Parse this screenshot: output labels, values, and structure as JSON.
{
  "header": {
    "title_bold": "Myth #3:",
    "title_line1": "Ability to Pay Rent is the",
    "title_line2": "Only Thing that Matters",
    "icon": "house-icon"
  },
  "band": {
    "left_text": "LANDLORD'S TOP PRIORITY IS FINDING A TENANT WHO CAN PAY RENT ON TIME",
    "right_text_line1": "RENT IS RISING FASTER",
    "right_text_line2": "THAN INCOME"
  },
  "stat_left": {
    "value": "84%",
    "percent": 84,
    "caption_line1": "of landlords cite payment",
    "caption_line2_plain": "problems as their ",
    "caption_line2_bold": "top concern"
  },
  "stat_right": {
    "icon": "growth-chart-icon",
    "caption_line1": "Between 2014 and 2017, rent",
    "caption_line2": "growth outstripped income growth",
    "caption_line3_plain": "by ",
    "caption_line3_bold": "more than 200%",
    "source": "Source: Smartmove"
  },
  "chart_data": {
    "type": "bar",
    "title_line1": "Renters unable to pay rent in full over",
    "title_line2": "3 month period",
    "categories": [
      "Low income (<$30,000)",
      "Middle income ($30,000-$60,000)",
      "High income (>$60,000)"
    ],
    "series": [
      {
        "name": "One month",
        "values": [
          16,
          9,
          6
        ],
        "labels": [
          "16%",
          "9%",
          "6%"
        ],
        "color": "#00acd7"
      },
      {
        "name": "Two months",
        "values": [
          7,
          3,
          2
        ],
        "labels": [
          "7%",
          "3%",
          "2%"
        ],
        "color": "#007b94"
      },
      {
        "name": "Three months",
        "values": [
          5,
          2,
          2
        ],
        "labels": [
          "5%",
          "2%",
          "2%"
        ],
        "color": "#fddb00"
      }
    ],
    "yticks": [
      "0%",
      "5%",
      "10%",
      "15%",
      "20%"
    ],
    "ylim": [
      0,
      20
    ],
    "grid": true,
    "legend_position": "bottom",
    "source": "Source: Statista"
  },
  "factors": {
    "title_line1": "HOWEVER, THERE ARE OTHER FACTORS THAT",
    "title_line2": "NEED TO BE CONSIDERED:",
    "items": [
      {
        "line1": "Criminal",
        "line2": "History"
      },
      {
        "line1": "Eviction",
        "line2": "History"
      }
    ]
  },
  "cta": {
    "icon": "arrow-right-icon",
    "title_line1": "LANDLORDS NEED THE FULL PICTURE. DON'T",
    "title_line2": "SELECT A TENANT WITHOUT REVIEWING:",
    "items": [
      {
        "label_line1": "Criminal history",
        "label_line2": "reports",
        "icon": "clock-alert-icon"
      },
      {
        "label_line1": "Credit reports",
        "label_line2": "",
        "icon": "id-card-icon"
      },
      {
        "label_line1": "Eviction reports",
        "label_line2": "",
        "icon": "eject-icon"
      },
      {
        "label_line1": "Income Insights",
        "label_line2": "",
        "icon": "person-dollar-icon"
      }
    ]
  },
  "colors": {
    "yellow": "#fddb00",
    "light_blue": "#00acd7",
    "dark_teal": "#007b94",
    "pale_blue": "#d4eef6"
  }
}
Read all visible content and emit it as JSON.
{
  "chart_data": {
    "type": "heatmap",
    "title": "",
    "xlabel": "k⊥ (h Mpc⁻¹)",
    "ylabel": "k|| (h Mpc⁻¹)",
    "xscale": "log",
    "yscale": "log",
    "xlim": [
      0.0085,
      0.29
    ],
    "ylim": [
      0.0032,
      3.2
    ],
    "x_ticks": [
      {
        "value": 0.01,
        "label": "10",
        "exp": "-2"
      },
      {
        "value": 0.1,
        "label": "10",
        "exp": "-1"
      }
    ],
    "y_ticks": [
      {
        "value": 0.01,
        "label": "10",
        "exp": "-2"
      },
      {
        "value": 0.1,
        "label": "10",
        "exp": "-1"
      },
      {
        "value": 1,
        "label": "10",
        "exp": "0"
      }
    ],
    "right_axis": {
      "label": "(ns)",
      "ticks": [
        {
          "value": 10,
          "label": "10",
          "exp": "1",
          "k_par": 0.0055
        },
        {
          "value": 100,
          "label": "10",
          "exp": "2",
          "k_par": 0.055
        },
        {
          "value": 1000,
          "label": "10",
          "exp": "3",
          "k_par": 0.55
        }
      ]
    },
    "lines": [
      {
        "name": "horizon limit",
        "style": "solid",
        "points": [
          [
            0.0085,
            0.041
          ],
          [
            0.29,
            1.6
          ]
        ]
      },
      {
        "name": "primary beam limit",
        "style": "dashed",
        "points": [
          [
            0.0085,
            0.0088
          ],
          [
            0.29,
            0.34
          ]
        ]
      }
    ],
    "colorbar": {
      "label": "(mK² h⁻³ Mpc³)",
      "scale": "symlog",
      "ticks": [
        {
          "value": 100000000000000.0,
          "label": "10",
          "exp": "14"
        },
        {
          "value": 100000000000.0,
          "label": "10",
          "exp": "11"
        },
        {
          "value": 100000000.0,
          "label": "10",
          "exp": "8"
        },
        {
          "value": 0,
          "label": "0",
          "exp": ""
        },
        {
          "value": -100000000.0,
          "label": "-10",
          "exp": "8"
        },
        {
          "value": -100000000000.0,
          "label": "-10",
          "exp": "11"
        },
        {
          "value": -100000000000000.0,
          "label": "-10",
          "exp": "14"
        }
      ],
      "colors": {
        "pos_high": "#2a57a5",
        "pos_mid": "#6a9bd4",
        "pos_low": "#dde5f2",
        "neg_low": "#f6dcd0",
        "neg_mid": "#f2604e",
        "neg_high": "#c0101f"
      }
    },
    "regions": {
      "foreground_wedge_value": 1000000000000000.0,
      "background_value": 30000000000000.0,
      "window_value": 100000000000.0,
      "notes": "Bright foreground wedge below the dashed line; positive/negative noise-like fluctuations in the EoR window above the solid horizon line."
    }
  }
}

□ □ □ □

In the material above, tally every line with the string "solid" in it, then give that number alone.

2